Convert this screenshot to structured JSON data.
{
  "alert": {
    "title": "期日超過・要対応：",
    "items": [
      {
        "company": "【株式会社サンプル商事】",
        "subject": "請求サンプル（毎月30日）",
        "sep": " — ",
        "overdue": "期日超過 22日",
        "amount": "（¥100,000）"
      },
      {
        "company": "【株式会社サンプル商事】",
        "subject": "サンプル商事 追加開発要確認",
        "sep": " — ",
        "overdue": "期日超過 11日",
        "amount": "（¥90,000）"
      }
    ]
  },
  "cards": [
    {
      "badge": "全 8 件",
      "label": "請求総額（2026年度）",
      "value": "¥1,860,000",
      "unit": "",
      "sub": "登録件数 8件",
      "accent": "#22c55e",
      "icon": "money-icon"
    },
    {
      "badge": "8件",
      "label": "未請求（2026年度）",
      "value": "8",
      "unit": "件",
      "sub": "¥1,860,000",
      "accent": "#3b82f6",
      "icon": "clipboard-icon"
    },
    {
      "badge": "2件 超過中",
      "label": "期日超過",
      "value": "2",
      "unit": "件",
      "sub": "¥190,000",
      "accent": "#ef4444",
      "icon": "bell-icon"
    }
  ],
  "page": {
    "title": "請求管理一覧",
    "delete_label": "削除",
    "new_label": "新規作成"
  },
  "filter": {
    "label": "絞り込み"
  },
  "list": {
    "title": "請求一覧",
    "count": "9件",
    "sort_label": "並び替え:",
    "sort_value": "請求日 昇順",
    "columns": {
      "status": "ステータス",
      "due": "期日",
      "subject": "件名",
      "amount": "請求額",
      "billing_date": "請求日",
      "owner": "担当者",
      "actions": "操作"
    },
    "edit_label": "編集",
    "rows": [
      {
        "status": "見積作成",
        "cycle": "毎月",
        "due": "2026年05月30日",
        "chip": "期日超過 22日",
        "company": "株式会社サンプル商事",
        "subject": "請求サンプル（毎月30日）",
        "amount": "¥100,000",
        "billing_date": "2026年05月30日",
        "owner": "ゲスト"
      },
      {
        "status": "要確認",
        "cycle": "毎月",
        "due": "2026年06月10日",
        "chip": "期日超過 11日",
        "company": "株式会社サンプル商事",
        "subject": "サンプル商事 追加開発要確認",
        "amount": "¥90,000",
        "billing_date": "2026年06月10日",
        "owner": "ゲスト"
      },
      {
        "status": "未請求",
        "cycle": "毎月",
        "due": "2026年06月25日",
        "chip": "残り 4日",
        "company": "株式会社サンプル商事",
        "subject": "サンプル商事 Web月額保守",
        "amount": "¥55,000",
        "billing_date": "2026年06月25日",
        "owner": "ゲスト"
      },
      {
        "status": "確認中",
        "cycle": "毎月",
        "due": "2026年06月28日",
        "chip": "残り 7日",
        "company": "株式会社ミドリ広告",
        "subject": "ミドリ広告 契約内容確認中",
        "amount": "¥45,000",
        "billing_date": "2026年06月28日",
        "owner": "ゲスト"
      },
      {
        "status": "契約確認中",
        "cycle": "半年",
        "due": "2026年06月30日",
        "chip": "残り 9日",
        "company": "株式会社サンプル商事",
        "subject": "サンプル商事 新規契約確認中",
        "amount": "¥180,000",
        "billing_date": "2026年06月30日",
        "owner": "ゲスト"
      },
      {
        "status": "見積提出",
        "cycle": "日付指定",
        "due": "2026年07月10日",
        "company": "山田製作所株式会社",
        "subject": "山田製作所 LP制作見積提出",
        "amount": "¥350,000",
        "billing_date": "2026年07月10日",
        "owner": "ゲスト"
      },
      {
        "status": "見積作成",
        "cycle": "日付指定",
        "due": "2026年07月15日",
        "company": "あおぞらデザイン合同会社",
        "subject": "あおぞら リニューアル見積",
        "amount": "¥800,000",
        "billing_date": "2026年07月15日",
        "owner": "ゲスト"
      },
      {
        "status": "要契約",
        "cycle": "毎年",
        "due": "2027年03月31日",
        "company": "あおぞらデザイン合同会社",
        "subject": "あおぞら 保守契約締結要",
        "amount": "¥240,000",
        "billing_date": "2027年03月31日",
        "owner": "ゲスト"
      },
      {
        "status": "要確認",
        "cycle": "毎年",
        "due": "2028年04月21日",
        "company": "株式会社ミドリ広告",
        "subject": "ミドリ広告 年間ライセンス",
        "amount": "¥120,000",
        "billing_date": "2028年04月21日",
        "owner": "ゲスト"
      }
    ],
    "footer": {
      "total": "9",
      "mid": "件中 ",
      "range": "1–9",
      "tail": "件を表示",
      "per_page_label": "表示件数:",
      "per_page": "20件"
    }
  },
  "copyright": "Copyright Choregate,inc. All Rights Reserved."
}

----------------

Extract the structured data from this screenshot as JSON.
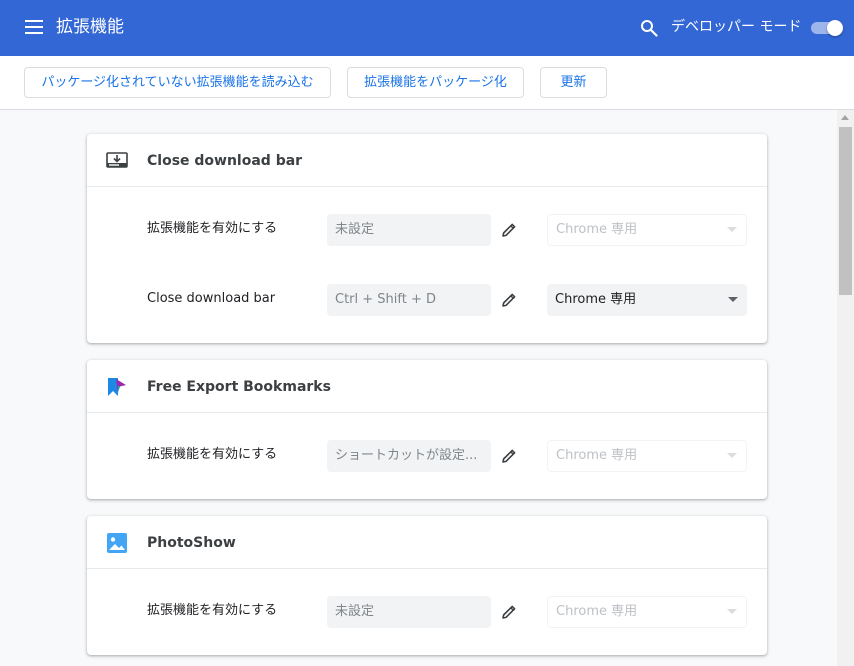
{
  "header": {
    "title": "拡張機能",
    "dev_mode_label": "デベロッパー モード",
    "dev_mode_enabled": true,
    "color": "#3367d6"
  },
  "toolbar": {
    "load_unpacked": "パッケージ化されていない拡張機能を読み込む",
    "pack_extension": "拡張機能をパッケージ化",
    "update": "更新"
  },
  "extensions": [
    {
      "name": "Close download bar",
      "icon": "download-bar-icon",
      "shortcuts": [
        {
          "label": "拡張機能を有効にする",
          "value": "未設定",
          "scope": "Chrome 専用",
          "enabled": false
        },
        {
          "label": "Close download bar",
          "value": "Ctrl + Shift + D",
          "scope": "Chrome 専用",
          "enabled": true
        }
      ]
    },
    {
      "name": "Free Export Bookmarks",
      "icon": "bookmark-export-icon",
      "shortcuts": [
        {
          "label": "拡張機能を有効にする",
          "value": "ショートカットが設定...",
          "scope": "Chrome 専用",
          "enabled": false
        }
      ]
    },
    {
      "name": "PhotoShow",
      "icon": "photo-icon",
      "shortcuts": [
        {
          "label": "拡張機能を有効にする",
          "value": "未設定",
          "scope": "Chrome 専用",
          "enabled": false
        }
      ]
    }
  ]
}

----------------

◆ **Exercise description**
Gather all lines from the listing above in which "amount" occurs.

◆ **The result**
        "amount": "（¥100,000）"
        "amount": "（¥90,000）"
      "amount": "請求額",
        "amount": "¥100,000",
        "amount": "¥90,000",
        "amount": "¥55,000",
        "amount": "¥45,000",
        "amount": "¥180,000",
        "amount": "¥350,000",
        "amount": "¥800,000",
        "amount": "¥240,000",
        "amount": "¥120,000",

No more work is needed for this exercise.